[start Data provided]

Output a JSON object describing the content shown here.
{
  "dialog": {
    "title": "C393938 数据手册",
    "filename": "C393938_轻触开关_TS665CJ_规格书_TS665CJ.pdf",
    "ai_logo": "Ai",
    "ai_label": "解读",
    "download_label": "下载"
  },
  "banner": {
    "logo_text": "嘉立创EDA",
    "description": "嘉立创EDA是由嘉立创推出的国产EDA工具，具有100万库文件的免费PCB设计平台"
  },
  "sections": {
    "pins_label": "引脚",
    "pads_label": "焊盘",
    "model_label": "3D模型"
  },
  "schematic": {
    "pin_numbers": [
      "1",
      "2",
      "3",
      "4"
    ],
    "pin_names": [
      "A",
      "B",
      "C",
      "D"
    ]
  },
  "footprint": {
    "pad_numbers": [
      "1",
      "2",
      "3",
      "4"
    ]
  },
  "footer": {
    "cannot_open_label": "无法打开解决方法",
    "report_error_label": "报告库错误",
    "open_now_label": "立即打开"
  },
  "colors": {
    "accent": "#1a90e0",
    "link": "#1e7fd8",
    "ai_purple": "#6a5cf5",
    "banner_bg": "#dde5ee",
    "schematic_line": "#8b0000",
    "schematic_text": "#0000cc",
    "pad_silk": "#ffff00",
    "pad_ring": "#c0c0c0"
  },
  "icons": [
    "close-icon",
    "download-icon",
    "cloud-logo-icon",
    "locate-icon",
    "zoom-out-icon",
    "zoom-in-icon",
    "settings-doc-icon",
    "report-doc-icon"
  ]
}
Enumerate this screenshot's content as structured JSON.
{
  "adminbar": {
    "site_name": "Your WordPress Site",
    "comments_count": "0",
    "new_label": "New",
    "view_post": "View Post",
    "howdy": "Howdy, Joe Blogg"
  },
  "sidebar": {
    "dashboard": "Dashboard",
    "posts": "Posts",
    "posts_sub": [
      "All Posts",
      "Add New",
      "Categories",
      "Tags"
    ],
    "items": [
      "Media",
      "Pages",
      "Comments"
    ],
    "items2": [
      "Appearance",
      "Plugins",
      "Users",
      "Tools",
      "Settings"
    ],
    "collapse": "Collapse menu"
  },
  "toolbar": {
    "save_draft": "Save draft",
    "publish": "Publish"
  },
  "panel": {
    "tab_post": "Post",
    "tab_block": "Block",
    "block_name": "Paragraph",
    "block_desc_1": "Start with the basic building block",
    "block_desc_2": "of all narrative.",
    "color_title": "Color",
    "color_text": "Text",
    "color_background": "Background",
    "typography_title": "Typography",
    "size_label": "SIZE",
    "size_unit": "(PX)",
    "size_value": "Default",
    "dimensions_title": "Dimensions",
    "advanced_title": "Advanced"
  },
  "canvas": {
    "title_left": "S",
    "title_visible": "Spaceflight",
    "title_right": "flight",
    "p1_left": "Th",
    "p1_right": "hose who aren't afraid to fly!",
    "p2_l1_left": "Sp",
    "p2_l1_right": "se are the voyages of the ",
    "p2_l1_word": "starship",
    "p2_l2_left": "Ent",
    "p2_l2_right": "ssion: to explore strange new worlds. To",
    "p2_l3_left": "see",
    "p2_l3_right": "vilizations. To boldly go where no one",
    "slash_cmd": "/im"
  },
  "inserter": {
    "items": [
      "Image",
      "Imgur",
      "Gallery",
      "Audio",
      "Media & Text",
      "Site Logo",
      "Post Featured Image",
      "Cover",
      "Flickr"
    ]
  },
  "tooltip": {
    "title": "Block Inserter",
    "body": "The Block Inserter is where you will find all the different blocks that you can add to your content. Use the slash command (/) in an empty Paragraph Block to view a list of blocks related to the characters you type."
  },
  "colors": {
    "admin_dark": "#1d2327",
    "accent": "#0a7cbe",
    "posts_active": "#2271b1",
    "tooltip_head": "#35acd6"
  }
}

[end Data provided]

### What is required
Repeat the data precisely, line by line.

### Right answer
Output a JSON object describing the content shown here.
{
  "dialog": {
    "title": "C393938 数据手册",
    "filename": "C393938_轻触开关_TS665CJ_规格书_TS665CJ.pdf",
    "ai_logo": "Ai",
    "ai_label": "解读",
    "download_label": "下载"
  },
  "banner": {
    "logo_text": "嘉立创EDA",
    "description": "嘉立创EDA是由嘉立创推出的国产EDA工具，具有100万库文件的免费PCB设计平台"
  },
  "sections": {
    "pins_label": "引脚",
    "pads_label": "焊盘",
    "model_label": "3D模型"
  },
  "schematic": {
    "pin_numbers": [
      "1",
      "2",
      "3",
      "4"
    ],
    "pin_names": [
      "A",
      "B",
      "C",
      "D"
    ]
  },
  "footprint": {
    "pad_numbers": [
      "1",
      "2",
      "3",
      "4"
    ]
  },
  "footer": {
    "cannot_open_label": "无法打开解决方法",
    "report_error_label": "报告库错误",
    "open_now_label": "立即打开"
  },
  "colors": {
    "accent": "#1a90e0",
    "link": "#1e7fd8",
    "ai_purple": "#6a5cf5",
    "banner_bg": "#dde5ee",
    "schematic_line": "#8b0000",
    "schematic_text": "#0000cc",
    "pad_silk": "#ffff00",
    "pad_ring": "#c0c0c0"
  },
  "icons": [
    "close-icon",
    "download-icon",
    "cloud-logo-icon",
    "locate-icon",
    "zoom-out-icon",
    "zoom-in-icon",
    "settings-doc-icon",
    "report-doc-icon"
  ]
}
Enumerate this screenshot's content as structured JSON.
{
  "adminbar": {
    "site_name": "Your WordPress Site",
    "comments_count": "0",
    "new_label": "New",
    "view_post": "View Post",
    "howdy": "Howdy, Joe Blogg"
  },
  "sidebar": {
    "dashboard": "Dashboard",
    "posts": "Posts",
    "posts_sub": [
      "All Posts",
      "Add New",
      "Categories",
      "Tags"
    ],
    "items": [
      "Media",
      "Pages",
      "Comments"
    ],
    "items2": [
      "Appearance",
      "Plugins",
      "Users",
      "Tools",
      "Settings"
    ],
    "collapse": "Collapse menu"
  },
  "toolbar": {
    "save_draft": "Save draft",
    "publish": "Publish"
  },
  "panel": {
    "tab_post": "Post",
    "tab_block": "Block",
    "block_name": "Paragraph",
    "block_desc_1": "Start with the basic building block",
    "block_desc_2": "of all narrative.",
    "color_title": "Color",
    "color_text": "Text",
    "color_background": "Background",
    "typography_title": "Typography",
    "size_label": "SIZE",
    "size_unit": "(PX)",
    "size_value": "Default",
    "dimensions_title": "Dimensions",
    "advanced_title": "Advanced"
  },
  "canvas": {
    "title_left": "S",
    "title_visible": "Spaceflight",
    "title_right": "flight",
    "p1_left": "Th",
    "p1_right": "hose who aren't afraid to fly!",
    "p2_l1_left": "Sp",
    "p2_l1_right": "se are the voyages of the ",
    "p2_l1_word": "starship",
    "p2_l2_left": "Ent",
    "p2_l2_right": "ssion: to explore strange new worlds. To",
    "p2_l3_left": "see",
    "p2_l3_right": "vilizations. To boldly go where no one",
    "slash_cmd": "/im"
  },
  "inserter": {
    "items": [
      "Image",
      "Imgur",
      "Gallery",
      "Audio",
      "Media & Text",
      "Site Logo",
      "Post Featured Image",
      "Cover",
      "Flickr"
    ]
  },
  "tooltip": {
    "title": "Block Inserter",
    "body": "The Block Inserter is where you will find all the different blocks that you can add to your content. Use the slash command (/) in an empty Paragraph Block to view a list of blocks related to the characters you type."
  },
  "colors": {
    "admin_dark": "#1d2327",
    "accent": "#0a7cbe",
    "posts_active": "#2271b1",
    "tooltip_head": "#35acd6"
  }
}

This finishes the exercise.